**DATASET RECORDS**
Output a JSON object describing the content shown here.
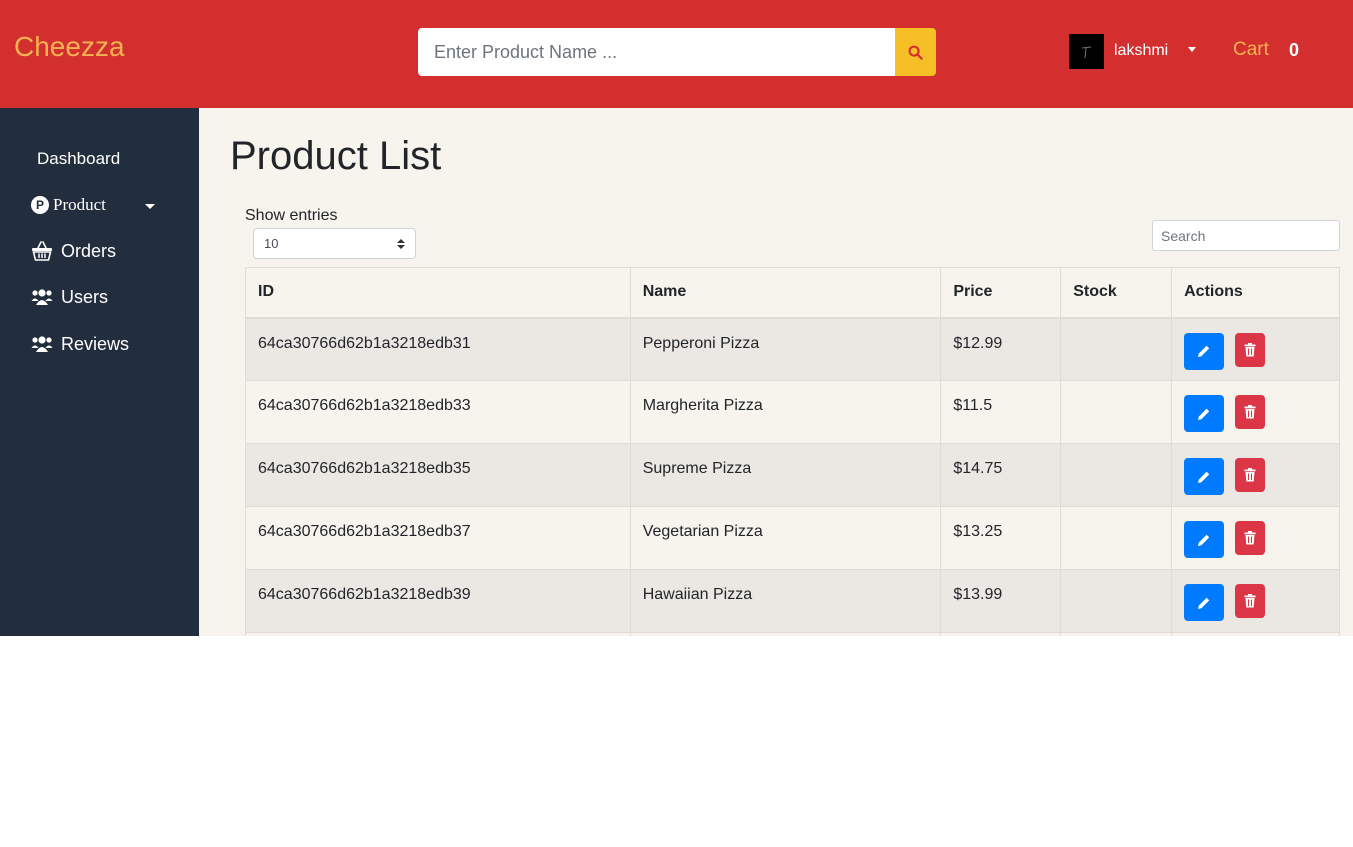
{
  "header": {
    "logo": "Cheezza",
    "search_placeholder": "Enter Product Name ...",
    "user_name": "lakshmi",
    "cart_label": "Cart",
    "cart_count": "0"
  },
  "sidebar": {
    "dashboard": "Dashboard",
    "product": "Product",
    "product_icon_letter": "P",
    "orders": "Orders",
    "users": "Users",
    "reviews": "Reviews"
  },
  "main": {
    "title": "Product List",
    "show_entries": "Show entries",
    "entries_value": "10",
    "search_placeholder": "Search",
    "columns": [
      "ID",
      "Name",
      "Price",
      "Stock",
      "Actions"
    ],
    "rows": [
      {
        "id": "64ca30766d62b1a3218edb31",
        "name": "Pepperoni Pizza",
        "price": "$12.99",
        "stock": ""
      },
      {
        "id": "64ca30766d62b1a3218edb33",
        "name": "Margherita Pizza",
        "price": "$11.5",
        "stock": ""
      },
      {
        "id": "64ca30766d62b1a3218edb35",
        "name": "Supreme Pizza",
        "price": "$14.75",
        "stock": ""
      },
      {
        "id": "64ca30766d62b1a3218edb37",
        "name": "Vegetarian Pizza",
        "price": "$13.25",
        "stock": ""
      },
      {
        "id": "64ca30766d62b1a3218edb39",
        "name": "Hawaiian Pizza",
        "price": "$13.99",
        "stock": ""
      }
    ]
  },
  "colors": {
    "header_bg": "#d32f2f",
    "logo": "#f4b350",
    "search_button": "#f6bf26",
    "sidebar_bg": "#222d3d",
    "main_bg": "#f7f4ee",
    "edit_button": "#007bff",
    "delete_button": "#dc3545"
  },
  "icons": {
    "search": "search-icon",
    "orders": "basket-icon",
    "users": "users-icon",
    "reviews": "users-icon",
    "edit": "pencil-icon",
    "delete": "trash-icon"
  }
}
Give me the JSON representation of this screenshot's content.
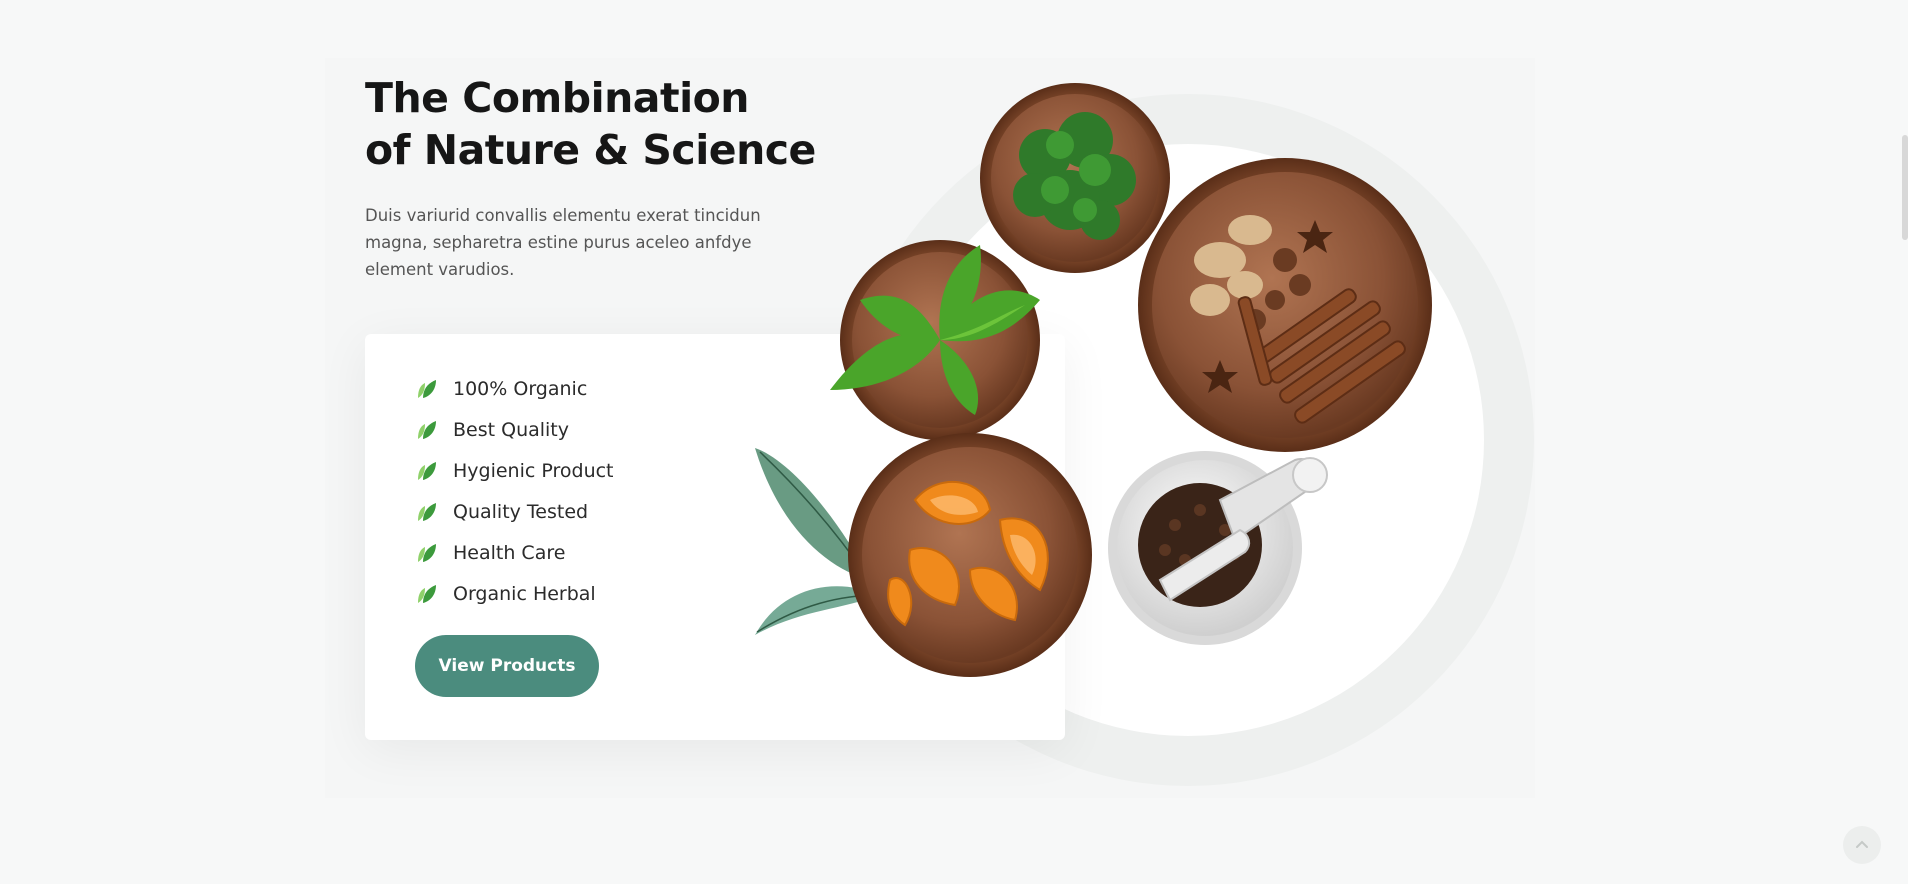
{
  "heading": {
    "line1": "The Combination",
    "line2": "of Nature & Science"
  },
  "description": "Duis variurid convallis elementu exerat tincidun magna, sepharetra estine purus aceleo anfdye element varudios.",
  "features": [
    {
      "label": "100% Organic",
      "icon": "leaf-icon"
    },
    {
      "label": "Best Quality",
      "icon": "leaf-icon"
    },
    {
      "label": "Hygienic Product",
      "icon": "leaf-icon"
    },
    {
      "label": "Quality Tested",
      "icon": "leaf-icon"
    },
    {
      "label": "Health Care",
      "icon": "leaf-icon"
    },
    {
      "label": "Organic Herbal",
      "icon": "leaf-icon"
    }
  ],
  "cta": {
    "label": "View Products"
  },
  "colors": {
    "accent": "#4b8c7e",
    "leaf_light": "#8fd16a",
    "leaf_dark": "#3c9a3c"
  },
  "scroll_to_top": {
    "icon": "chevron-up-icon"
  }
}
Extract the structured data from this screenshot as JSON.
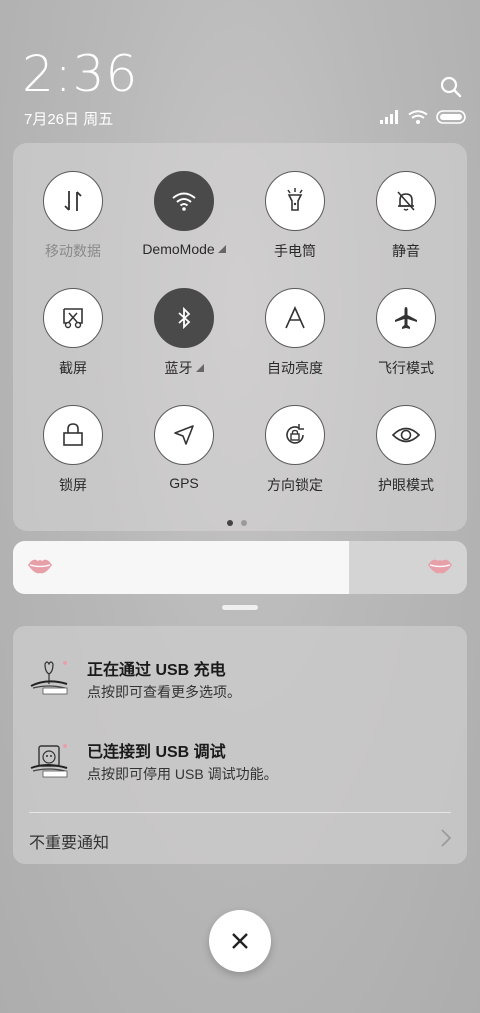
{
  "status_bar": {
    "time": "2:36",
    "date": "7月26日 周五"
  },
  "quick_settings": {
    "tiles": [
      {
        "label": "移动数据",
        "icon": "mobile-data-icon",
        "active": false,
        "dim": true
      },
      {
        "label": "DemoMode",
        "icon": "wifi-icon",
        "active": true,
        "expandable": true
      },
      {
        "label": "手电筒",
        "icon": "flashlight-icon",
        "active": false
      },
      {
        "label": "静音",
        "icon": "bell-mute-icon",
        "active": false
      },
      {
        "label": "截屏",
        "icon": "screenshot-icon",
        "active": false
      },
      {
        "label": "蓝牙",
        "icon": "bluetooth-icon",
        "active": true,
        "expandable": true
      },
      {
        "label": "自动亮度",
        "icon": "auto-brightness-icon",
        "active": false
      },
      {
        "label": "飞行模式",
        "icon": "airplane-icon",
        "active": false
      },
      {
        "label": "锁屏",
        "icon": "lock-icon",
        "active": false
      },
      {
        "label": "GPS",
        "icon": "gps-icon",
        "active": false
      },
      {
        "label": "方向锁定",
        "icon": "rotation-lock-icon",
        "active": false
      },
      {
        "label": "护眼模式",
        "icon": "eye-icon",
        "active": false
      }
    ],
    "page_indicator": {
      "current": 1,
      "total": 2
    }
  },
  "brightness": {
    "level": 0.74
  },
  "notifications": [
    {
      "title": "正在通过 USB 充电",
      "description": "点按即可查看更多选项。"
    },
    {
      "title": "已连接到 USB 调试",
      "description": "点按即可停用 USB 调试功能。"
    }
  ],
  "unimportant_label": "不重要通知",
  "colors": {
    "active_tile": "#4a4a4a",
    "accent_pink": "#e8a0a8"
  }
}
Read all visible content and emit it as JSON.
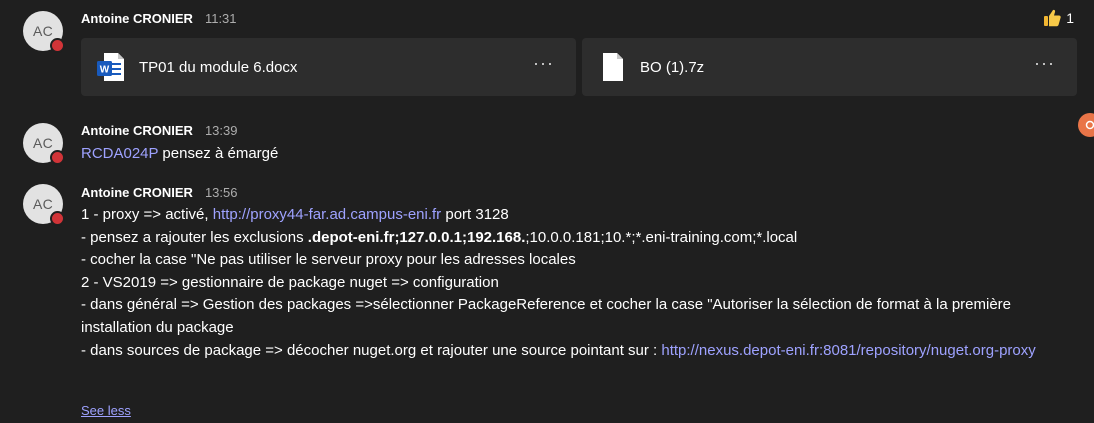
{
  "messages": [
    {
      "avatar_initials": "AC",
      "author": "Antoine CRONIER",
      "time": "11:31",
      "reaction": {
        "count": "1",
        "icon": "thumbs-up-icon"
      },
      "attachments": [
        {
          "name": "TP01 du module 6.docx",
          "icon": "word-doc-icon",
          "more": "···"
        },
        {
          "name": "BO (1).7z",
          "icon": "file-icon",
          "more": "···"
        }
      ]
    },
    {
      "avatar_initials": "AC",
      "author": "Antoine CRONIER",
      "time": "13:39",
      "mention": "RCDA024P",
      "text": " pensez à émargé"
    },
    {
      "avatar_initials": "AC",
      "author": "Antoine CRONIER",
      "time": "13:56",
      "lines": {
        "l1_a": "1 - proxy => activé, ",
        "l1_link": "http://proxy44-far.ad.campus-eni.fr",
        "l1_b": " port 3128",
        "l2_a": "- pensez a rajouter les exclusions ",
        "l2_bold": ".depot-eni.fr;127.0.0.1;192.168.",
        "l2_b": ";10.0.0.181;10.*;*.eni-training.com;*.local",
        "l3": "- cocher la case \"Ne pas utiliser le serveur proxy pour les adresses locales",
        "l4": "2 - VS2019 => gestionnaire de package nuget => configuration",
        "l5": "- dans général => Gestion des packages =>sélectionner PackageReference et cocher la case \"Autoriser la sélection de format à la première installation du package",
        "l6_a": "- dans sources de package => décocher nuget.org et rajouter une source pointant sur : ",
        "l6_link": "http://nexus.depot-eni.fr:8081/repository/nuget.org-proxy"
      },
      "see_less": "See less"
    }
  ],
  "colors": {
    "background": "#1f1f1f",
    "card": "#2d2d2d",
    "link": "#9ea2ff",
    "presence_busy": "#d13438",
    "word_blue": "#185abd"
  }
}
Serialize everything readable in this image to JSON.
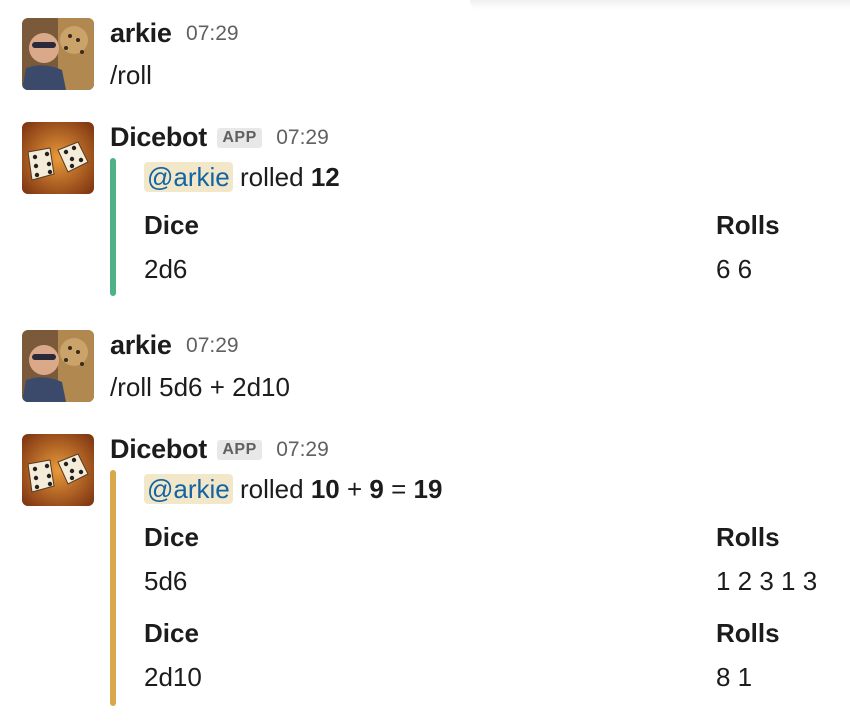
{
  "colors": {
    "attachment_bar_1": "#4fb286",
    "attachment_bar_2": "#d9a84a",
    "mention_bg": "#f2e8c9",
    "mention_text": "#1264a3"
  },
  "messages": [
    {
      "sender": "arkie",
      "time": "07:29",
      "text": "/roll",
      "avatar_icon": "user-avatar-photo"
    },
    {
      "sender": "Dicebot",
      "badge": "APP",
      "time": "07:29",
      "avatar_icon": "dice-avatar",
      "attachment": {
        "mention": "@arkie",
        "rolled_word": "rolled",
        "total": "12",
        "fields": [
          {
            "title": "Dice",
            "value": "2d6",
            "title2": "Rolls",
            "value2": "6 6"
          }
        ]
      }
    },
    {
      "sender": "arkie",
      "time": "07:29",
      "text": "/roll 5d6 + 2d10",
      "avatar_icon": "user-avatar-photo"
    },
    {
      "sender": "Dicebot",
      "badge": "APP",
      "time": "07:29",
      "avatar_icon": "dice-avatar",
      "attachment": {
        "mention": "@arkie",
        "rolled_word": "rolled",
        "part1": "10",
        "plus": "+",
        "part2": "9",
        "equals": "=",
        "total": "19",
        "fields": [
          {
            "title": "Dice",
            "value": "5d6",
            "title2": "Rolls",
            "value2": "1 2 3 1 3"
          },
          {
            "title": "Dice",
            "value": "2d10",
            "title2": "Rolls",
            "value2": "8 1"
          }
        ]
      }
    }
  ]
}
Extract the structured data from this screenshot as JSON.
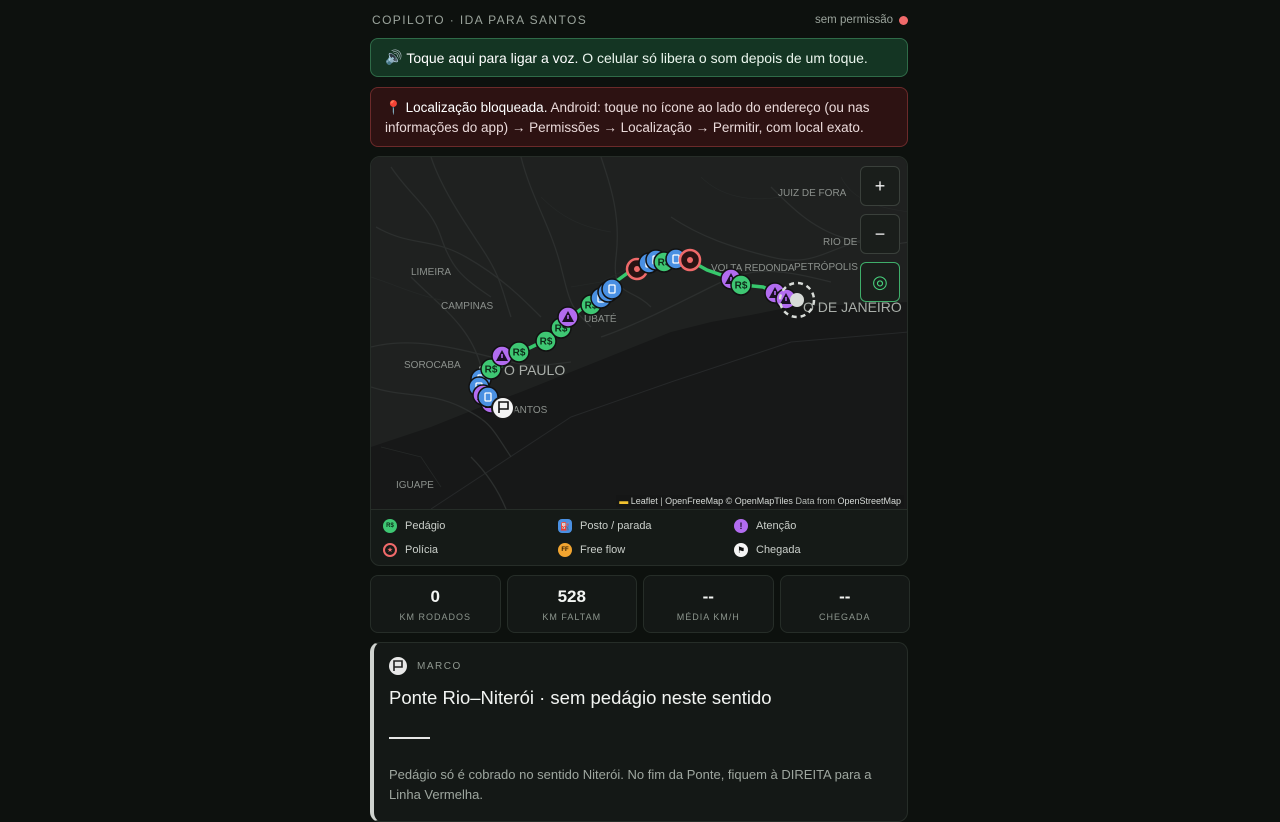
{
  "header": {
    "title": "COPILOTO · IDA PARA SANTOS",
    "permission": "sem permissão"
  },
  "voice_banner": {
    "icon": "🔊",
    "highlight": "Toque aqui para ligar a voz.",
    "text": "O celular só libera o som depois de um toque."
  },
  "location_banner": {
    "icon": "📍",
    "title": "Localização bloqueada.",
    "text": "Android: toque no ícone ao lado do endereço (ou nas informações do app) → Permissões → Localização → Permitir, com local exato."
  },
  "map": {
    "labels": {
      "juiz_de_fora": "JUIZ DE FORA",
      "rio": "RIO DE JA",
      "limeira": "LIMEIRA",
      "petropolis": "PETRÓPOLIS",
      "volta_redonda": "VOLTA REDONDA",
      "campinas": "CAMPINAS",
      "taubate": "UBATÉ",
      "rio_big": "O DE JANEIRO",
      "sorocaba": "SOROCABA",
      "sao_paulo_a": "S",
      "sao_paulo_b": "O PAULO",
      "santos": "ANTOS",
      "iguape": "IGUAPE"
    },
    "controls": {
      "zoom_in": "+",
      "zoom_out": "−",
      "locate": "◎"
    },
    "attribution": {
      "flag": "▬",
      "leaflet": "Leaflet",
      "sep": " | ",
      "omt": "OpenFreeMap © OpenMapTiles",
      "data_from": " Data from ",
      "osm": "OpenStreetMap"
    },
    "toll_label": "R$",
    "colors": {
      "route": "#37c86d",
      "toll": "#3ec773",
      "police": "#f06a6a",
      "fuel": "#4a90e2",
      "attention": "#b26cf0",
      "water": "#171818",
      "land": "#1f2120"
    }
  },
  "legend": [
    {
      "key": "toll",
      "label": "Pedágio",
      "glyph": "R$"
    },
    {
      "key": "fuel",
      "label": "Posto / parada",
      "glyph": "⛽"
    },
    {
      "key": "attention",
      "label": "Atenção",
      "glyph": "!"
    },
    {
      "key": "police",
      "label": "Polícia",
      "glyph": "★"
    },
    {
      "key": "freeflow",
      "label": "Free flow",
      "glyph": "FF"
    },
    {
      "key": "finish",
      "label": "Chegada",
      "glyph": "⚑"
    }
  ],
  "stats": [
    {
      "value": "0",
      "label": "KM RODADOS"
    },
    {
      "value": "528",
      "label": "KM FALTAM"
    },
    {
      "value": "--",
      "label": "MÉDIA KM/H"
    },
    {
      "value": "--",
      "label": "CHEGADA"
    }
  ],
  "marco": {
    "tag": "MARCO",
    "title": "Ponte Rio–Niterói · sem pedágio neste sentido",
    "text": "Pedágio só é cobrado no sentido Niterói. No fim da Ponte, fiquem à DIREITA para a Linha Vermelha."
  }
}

**WRITTEN PROBLEM**
Go through the material line by line. Show each line that contains the string "http".

**WORKED SOLUTION**
        "l1_link": "http://proxy44-far.ad.campus-eni.fr",
        "l6_link": "http://nexus.depot-eni.fr:8081/repository/nuget.org-proxy"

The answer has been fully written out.